[Written problem]
Lines containing the word "depending" are the ones to copy from the records below.

[Provided entries]

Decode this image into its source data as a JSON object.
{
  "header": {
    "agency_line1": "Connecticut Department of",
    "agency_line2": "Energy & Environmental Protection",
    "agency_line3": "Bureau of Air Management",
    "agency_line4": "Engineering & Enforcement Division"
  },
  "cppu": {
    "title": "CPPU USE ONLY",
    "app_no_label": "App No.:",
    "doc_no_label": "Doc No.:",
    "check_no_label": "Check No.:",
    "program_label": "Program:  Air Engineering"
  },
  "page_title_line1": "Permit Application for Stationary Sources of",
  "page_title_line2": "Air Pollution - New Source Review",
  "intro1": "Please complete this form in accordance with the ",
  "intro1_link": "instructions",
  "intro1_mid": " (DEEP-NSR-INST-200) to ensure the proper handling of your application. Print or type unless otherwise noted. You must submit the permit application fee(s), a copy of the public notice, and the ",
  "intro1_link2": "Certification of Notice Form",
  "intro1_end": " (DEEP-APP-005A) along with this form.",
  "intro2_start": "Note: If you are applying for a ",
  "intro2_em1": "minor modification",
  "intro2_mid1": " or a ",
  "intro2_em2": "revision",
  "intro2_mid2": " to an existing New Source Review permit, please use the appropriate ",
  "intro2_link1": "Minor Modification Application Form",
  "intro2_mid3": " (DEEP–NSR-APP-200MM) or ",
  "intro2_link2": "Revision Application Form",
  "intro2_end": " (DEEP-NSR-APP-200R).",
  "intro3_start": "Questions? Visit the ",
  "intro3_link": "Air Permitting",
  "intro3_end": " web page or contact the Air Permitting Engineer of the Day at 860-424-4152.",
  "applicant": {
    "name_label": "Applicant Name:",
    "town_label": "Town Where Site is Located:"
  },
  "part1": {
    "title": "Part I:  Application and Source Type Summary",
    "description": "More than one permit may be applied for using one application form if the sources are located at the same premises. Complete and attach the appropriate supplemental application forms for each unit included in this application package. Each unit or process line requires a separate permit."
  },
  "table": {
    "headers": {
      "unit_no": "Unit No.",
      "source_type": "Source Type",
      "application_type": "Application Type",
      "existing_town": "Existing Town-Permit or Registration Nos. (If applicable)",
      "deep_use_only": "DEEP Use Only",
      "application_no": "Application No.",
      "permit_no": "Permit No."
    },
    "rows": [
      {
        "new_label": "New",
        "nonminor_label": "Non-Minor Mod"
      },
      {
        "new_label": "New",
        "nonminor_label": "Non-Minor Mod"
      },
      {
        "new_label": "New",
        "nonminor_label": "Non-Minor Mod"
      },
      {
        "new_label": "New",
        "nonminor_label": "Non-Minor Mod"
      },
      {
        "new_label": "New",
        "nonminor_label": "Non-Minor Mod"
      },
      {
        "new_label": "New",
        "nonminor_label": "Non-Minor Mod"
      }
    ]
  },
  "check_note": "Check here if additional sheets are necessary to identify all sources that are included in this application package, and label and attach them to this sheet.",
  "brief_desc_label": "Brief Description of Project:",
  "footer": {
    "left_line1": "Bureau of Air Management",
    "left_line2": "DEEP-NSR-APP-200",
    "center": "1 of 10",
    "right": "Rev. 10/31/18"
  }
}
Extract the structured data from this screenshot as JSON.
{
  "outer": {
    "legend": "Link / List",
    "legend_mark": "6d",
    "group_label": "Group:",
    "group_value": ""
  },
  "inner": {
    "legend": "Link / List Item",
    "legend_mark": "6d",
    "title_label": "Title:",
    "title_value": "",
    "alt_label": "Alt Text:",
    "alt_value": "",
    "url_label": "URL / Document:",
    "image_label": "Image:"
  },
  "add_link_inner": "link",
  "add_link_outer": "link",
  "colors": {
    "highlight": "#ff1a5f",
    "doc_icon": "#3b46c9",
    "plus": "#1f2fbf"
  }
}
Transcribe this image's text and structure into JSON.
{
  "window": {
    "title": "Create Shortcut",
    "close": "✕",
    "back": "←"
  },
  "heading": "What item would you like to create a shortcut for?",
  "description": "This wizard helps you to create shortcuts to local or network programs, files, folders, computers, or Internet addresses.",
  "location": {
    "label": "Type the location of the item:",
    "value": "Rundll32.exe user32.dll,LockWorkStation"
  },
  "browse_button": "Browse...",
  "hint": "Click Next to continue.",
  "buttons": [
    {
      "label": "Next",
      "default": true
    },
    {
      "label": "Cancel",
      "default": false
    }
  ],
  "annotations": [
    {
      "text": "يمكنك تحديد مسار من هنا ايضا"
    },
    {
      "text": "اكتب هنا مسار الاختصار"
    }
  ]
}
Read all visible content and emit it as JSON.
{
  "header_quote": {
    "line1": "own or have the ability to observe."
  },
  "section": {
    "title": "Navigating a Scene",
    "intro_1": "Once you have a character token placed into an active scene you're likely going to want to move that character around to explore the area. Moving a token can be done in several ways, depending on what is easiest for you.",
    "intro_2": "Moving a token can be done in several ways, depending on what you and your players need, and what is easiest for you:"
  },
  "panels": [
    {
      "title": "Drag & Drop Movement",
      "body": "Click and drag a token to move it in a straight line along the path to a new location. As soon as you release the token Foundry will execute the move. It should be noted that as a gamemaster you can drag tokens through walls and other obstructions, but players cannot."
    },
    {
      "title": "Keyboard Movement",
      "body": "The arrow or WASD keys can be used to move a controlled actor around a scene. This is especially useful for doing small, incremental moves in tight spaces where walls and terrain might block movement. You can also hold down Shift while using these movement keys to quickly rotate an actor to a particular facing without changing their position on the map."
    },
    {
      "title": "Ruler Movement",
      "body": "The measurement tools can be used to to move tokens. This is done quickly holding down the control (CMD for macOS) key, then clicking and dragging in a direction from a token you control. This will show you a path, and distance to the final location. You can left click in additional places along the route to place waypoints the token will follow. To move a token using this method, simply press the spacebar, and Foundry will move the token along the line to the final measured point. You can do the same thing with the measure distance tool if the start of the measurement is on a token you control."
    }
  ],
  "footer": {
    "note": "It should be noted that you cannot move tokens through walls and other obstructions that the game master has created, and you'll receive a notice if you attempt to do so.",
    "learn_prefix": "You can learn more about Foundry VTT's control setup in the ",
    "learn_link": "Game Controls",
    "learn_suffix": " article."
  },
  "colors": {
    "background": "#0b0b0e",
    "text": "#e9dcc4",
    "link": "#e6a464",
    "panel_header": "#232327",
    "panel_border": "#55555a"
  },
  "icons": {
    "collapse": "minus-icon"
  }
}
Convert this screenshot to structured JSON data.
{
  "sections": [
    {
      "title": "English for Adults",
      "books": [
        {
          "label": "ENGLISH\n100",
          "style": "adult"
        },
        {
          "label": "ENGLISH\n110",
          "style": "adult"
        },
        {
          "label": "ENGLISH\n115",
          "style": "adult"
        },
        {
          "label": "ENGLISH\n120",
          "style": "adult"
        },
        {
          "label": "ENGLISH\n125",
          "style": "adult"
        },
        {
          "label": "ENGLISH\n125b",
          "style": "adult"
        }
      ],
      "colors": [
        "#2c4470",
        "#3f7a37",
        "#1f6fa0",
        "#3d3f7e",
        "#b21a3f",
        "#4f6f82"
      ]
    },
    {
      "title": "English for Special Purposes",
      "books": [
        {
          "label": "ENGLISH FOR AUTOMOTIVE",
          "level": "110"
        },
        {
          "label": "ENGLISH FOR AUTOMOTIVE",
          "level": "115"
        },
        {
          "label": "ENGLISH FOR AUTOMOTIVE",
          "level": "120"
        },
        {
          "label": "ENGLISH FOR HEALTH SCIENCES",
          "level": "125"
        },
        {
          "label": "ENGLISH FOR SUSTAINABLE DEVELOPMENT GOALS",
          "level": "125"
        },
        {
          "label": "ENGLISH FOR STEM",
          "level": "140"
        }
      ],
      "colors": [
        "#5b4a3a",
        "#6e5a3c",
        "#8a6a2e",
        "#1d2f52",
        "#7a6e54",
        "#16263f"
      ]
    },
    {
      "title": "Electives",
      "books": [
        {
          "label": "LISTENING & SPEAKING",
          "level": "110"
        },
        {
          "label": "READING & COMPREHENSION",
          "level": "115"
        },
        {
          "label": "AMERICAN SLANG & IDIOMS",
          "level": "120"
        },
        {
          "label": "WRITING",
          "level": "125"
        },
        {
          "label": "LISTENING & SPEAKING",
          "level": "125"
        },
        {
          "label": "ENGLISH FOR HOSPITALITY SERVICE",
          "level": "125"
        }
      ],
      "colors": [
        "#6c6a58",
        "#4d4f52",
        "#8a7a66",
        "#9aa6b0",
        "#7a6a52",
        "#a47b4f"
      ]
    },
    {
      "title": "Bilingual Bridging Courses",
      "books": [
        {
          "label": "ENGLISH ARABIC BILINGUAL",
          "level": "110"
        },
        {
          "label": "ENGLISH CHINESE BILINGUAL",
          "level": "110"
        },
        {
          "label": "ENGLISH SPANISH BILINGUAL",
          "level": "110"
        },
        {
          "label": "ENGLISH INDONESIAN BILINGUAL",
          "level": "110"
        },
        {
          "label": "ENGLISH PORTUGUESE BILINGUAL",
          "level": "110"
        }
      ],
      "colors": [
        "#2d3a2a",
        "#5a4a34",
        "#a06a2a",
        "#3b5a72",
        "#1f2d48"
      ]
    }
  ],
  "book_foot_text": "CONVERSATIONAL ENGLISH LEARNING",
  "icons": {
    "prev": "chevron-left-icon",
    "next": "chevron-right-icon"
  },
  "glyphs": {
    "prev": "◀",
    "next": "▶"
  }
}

[Worked solution]
    "intro_1": "Once you have a character token placed into an active scene you're likely going to want to move that character around to explore the area. Moving a token can be done in several ways, depending on what is easiest for you.",
    "intro_2": "Moving a token can be done in several ways, depending on what you and your players need, and what is easiest for you:"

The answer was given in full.